_YOUR GOAL:_ Copy every line that mentions the word "VABCL".

● ● ●

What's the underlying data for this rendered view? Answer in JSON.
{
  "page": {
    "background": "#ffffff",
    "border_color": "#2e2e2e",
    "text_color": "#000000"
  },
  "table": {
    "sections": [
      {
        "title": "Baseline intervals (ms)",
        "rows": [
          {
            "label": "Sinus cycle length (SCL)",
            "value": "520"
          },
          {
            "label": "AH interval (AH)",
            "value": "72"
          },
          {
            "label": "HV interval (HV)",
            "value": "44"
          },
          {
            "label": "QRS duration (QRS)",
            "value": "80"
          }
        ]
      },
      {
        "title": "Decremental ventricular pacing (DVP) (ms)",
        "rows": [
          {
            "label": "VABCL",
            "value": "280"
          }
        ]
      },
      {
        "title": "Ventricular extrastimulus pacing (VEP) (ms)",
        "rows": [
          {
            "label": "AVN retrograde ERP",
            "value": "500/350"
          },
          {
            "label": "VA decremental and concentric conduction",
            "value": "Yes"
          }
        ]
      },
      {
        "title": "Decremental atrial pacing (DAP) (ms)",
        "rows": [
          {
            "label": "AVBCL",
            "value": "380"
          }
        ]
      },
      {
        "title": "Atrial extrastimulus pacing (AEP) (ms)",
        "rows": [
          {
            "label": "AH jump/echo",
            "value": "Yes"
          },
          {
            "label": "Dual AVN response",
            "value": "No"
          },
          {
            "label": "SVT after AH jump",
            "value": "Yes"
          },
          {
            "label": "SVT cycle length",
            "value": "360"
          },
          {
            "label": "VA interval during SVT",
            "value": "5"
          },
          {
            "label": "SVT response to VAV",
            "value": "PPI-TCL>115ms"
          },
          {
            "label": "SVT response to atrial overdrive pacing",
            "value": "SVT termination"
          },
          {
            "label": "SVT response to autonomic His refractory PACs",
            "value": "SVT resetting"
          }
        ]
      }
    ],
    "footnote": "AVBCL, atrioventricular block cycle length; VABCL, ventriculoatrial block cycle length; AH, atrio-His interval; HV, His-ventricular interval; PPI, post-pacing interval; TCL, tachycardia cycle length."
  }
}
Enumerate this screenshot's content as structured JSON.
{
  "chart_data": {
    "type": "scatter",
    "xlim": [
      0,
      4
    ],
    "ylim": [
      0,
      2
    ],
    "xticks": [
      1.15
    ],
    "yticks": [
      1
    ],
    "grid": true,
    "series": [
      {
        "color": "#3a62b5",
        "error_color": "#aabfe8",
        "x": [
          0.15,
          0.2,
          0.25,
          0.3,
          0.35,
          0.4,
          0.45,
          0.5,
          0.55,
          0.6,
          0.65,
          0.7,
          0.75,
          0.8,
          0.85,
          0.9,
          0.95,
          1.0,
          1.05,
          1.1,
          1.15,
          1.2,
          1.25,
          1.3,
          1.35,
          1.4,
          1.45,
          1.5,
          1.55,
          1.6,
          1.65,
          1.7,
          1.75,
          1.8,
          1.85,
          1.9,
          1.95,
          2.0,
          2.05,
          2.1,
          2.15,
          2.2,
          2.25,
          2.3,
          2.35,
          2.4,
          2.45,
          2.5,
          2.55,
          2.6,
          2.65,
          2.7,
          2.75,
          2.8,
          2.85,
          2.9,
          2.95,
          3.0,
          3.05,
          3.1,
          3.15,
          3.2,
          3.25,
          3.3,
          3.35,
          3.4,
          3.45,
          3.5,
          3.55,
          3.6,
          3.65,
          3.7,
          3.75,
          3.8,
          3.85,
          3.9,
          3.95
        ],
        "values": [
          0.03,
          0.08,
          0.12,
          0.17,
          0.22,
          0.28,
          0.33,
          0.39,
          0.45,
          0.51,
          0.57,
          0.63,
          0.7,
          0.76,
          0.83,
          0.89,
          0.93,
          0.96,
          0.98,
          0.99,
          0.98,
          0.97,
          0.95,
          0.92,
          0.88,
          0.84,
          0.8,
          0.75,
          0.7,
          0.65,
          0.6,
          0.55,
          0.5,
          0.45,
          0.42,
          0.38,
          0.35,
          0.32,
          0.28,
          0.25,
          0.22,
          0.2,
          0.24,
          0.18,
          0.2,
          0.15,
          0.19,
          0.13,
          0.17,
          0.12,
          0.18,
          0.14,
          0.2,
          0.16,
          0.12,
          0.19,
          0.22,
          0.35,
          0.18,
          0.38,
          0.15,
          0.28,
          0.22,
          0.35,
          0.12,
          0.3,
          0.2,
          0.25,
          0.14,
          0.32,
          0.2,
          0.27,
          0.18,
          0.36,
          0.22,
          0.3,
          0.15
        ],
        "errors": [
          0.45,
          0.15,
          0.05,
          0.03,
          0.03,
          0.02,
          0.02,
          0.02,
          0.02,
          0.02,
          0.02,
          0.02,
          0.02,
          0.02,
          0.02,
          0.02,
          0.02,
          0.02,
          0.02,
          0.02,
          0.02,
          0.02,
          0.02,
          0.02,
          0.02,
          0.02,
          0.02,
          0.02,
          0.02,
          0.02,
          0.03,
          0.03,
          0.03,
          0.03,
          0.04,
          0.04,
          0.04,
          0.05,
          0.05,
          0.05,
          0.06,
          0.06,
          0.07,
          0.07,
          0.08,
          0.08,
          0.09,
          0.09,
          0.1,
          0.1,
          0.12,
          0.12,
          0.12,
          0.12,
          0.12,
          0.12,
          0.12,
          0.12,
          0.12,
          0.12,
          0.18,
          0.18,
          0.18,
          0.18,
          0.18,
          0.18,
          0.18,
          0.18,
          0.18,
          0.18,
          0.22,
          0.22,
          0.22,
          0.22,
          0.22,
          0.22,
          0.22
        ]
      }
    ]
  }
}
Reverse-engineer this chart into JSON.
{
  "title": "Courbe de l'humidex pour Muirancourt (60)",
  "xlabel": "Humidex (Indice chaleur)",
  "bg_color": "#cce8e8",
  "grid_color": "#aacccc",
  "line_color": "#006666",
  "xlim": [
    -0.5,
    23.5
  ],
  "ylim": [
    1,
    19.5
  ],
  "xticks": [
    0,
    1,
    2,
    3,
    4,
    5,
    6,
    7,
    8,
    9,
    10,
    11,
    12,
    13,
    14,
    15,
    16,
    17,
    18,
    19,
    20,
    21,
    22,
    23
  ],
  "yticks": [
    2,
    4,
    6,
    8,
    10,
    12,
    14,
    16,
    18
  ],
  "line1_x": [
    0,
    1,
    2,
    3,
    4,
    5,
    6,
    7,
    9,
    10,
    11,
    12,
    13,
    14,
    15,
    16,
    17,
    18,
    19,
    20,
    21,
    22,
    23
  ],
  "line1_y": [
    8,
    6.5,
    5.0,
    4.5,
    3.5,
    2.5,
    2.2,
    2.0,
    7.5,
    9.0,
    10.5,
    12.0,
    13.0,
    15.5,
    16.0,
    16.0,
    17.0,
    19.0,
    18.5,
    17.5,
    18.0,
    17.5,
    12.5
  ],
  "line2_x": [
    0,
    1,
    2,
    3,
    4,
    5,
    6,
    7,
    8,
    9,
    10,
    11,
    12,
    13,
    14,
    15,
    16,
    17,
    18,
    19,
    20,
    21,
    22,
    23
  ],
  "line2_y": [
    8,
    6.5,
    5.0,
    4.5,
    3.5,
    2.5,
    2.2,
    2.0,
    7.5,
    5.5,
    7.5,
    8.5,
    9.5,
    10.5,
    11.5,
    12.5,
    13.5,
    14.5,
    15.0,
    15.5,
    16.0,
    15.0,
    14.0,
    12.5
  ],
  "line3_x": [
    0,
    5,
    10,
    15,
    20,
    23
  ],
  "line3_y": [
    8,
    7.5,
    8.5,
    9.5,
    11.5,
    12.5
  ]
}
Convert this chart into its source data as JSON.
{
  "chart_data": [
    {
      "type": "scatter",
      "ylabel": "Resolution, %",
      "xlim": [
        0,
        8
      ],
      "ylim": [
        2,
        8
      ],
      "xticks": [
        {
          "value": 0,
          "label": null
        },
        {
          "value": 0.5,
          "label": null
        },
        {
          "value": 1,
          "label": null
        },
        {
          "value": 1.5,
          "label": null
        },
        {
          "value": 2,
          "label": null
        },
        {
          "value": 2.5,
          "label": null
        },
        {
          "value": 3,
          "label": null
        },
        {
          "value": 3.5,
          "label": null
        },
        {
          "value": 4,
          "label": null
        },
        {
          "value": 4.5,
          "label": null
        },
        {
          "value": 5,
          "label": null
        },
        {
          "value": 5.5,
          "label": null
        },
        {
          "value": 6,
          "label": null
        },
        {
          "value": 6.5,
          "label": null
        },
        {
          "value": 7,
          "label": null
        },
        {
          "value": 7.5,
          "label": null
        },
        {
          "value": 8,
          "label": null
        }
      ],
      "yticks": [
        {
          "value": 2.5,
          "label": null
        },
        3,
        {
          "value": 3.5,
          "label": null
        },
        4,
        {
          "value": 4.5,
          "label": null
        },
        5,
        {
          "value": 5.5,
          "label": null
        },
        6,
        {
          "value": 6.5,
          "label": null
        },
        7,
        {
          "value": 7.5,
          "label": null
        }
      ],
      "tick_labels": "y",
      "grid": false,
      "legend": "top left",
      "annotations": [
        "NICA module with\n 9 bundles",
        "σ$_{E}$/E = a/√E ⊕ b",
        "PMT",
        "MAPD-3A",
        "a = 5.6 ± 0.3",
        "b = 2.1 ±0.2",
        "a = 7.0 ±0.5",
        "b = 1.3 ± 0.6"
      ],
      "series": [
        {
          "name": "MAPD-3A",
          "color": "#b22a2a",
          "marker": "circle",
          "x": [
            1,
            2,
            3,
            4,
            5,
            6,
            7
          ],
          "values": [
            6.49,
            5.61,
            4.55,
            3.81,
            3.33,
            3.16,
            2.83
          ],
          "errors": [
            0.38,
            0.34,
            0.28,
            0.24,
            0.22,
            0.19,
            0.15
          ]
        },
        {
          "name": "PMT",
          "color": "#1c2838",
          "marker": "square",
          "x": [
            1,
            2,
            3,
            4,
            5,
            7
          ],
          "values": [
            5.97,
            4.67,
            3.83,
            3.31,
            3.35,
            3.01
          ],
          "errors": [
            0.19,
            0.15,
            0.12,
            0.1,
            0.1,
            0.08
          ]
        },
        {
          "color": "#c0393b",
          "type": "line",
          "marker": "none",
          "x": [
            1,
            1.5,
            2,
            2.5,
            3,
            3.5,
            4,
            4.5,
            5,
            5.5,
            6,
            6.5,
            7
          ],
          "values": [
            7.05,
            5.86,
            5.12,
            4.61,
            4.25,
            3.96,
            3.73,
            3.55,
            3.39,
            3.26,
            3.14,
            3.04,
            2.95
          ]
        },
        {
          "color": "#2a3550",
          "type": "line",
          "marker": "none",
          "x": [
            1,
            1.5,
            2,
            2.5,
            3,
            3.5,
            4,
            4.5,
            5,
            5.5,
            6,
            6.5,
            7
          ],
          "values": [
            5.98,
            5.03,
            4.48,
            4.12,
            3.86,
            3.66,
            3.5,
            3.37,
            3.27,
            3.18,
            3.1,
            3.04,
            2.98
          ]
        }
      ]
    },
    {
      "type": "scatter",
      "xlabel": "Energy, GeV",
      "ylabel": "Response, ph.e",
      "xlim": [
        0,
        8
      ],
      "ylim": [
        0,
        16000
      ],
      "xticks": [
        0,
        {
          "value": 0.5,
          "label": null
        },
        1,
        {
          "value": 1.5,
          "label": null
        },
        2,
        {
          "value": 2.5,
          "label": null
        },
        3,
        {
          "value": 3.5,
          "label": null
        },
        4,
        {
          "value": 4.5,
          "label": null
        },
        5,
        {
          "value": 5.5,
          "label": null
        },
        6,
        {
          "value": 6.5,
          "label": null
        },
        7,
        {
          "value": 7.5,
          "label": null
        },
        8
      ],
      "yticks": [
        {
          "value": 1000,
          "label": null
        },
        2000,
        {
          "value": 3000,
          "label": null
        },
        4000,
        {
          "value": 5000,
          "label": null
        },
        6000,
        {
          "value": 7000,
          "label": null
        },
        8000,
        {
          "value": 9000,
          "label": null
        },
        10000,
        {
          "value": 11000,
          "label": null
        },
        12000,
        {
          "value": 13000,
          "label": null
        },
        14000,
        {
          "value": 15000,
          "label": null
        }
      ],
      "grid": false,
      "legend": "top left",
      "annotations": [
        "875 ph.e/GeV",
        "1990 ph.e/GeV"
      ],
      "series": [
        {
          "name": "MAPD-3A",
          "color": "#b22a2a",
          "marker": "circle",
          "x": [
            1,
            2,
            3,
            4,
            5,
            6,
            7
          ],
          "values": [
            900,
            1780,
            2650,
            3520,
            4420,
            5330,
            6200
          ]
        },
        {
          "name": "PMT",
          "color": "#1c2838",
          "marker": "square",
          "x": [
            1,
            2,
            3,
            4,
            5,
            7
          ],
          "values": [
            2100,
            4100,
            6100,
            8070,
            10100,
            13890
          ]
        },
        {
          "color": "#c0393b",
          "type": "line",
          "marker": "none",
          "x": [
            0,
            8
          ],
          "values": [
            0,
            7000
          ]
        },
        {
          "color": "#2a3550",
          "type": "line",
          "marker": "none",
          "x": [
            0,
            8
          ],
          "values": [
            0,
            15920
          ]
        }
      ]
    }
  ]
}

● ● ●

_OUTPUT FOR THIS EXERCISE:_
            "label": "VABCL",
    "footnote": "AVBCL, atrioventricular block cycle length; VABCL, ventriculoatrial block cycle length; AH, atrio-His interval; HV, His-ventricular interval; PPI, post-pacing interval; TCL, tachycardia cycle length."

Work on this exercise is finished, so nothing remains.